• **MATERIAL TO PROCESS**
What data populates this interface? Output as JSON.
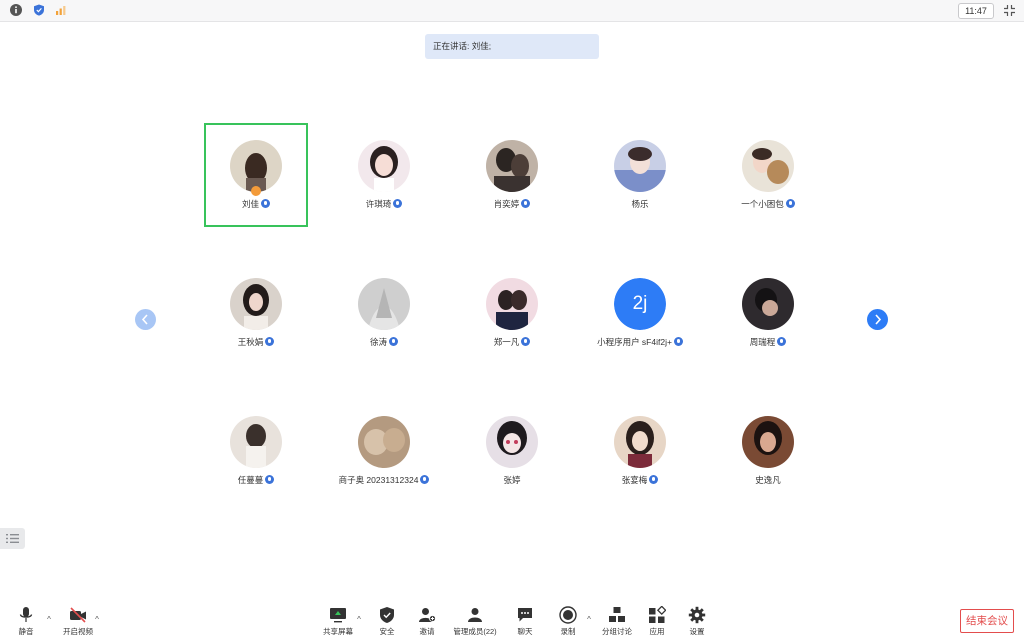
{
  "status_bar": {
    "time": "11:47",
    "icons": [
      "info-icon",
      "shield-icon",
      "signal-icon",
      "fullscreen-exit-icon"
    ]
  },
  "speaker": {
    "text": "正在讲话: 刘佳;"
  },
  "participants": [
    {
      "name": "刘佳",
      "mic": true,
      "active": true
    },
    {
      "name": "许琪琦",
      "mic": true
    },
    {
      "name": "肖奕婷",
      "mic": true
    },
    {
      "name": "杨乐",
      "mic": false
    },
    {
      "name": "一个小困包",
      "mic": true
    },
    {
      "name": "王秋娟",
      "mic": true
    },
    {
      "name": "徐涛",
      "mic": true
    },
    {
      "name": "郑一凡",
      "mic": true
    },
    {
      "name": "小程序用户 sF4if2j+",
      "mic": true,
      "initials": "2j"
    },
    {
      "name": "周瑞程",
      "mic": true
    },
    {
      "name": "任蔓蔓",
      "mic": true
    },
    {
      "name": "商子奥 20231312324",
      "mic": true
    },
    {
      "name": "张婷",
      "mic": false
    },
    {
      "name": "张宴梅",
      "mic": true
    },
    {
      "name": "史逸凡",
      "mic": false
    }
  ],
  "toolbar": {
    "mute": "静音",
    "video": "开启视频",
    "share": "共享屏幕",
    "security": "安全",
    "invite": "邀请",
    "members": "管理成员(22)",
    "chat": "聊天",
    "record": "录制",
    "breakout": "分组讨论",
    "apps": "应用",
    "settings": "设置",
    "end": "结束会议"
  },
  "colors": {
    "accent": "#2d7cf6",
    "active_border": "#38c35b",
    "end": "#e34d4d",
    "banner": "#dfe8f8"
  }
}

• **WHAT YOU ARE ASKED TO DO**
All records above are to be printed exactly, minus the pictures they contain.

• **ANSWER BELOW**
What data populates this interface? Output as JSON.
{
  "status_bar": {
    "time": "11:47",
    "icons": [
      "info-icon",
      "shield-icon",
      "signal-icon",
      "fullscreen-exit-icon"
    ]
  },
  "speaker": {
    "text": "正在讲话: 刘佳;"
  },
  "participants": [
    {
      "name": "刘佳",
      "mic": true,
      "active": true
    },
    {
      "name": "许琪琦",
      "mic": true
    },
    {
      "name": "肖奕婷",
      "mic": true
    },
    {
      "name": "杨乐",
      "mic": false
    },
    {
      "name": "一个小困包",
      "mic": true
    },
    {
      "name": "王秋娟",
      "mic": true
    },
    {
      "name": "徐涛",
      "mic": true
    },
    {
      "name": "郑一凡",
      "mic": true
    },
    {
      "name": "小程序用户 sF4if2j+",
      "mic": true,
      "initials": "2j"
    },
    {
      "name": "周瑞程",
      "mic": true
    },
    {
      "name": "任蔓蔓",
      "mic": true
    },
    {
      "name": "商子奥 20231312324",
      "mic": true
    },
    {
      "name": "张婷",
      "mic": false
    },
    {
      "name": "张宴梅",
      "mic": true
    },
    {
      "name": "史逸凡",
      "mic": false
    }
  ],
  "toolbar": {
    "mute": "静音",
    "video": "开启视频",
    "share": "共享屏幕",
    "security": "安全",
    "invite": "邀请",
    "members": "管理成员(22)",
    "chat": "聊天",
    "record": "录制",
    "breakout": "分组讨论",
    "apps": "应用",
    "settings": "设置",
    "end": "结束会议"
  },
  "colors": {
    "accent": "#2d7cf6",
    "active_border": "#38c35b",
    "end": "#e34d4d",
    "banner": "#dfe8f8"
  }
}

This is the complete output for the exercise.